14. September 2023

Wiedererwecktes Engagement brachte die Wende

Beim Piratenwochenende 2016 war damals viel los. Der Startschuss für einen Neuanfang bei der Kanu-Abteilung des Castroper Turnvereins. (Foto: Castroper TV 1874, Abteilung Kanu)

Vereine im Porträt. Was zeichnet sie aus und wie fallen sie auf? In seiner Serie „Kanu-Vereine im Blick“ stellen wir in loser Folge einen Club und seine Mitglieder in den Fokus. In diesem Beitrag präsentieren wir die Kanuabteilung des Castroper Turnvereins 1874 e.V. Noch vor vier Jahren galt er wohl eher als „graue Maus“ in der Vereinslandschaft Nordrhein-Westfalens. Die Mitgliederzahl dümpelte bei etwa 40 vor sich hin, Vereinsaktivitäten ließen zu wünschen übrig und von einer Jugendarbeit konnte erst recht keine Rede sein. Heute, ist der Verein kaum wiederzuerkennen.

- **Aufgabe 1**
Schreib bitte alles im Textauszug von „Wiedererwecktes Engagement brachte“ bis hinunter zu „Verein kaum wiederzuerkennen.“ noch einmal ab und setze dabei „Vereinsfest“ an die Stelle von „Piratenwochenende“.
- **Aufgabe 2**
Beantworte die folgenden Fragen zum Textauszug:
(a) In welchem Jahr fand das Piratenwochenende statt?
(b) Bei etwa wie vielen Mitgliedern lag die Abteilung noch vor vier Jahren?
(c) Wie heißt die Serie, in der Vereine vorgestellt werden?

- **Bereitgestellte Angaben**
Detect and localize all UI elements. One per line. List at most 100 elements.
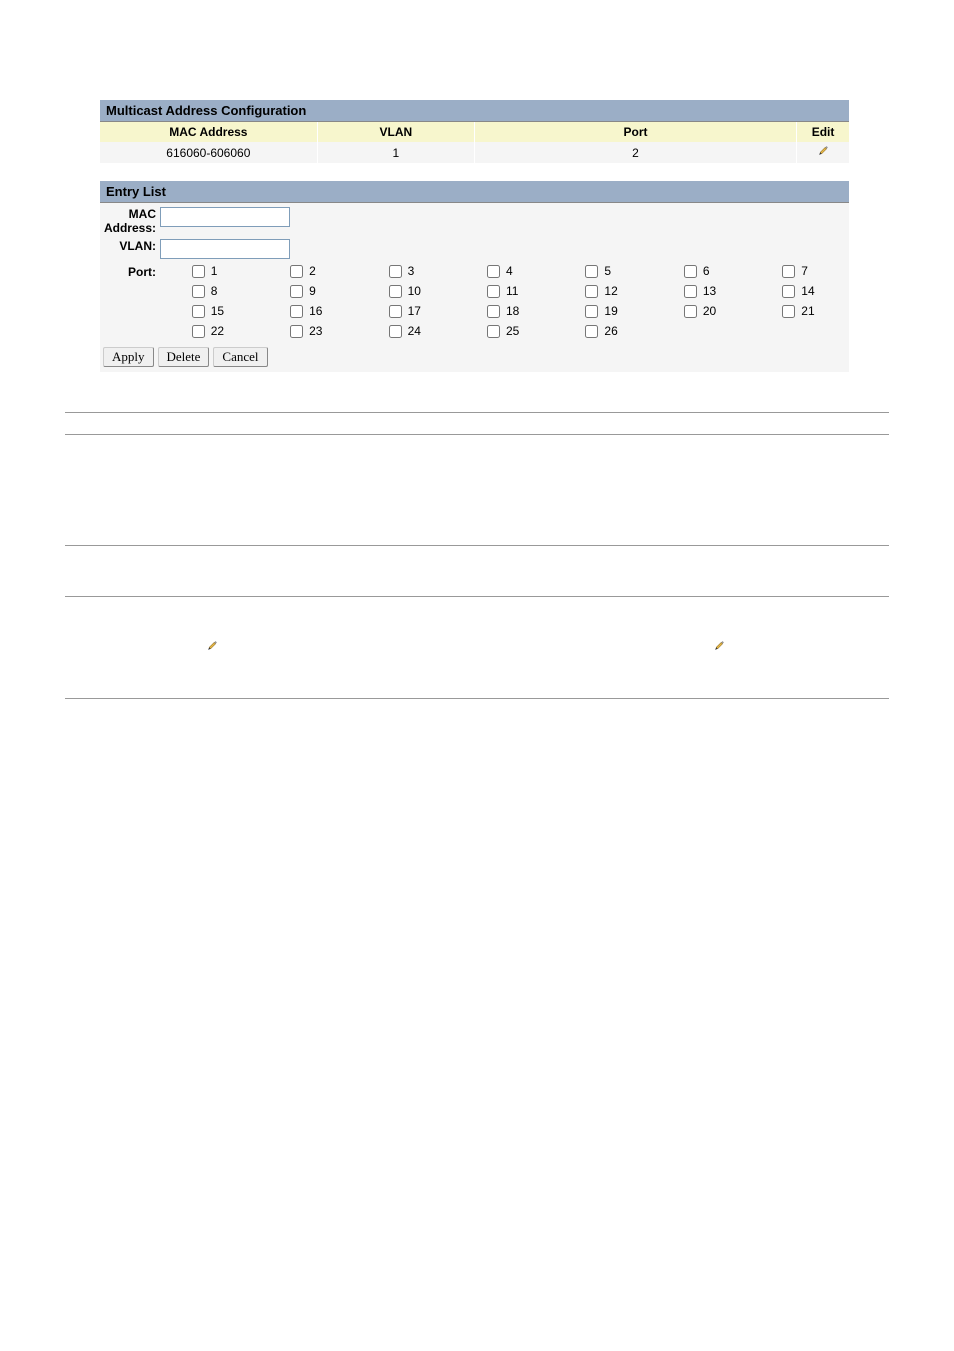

- **Lösung 1**
Wiedererwecktes Engagement brachte die Wende

Beim Vereinsfest 2016 war damals viel los. Der Startschuss für einen Neuanfang bei der Kanu-Abteilung des Castroper Turnvereins. (Foto: Castroper TV 1874, Abteilung Kanu)

Vereine im Porträt. Was zeichnet sie aus und wie fallen sie auf? In seiner Serie „Kanu-Vereine im Blick“ stellen wir in loser Folge einen Club und seine Mitglieder in den Fokus. In diesem Beitrag präsentieren wir die Kanuabteilung des Castroper Turnvereins 1874 e.V. Noch vor vier Jahren galt er wohl eher als „graue Maus“ in der Vereinslandschaft Nordrhein-Westfalens. Die Mitgliederzahl dümpelte bei etwa 40 vor sich hin, Vereinsaktivitäten ließen zu wünschen übrig und von einer Jugendarbeit konnte erst recht keine Rede sein. Heute, ist der Verein kaum wiederzuerkennen.

- **Lösung 2**
(a) 2016
(b) Bei etwa 40 Mitgliedern
(c) „Kanu-Vereine im Blick“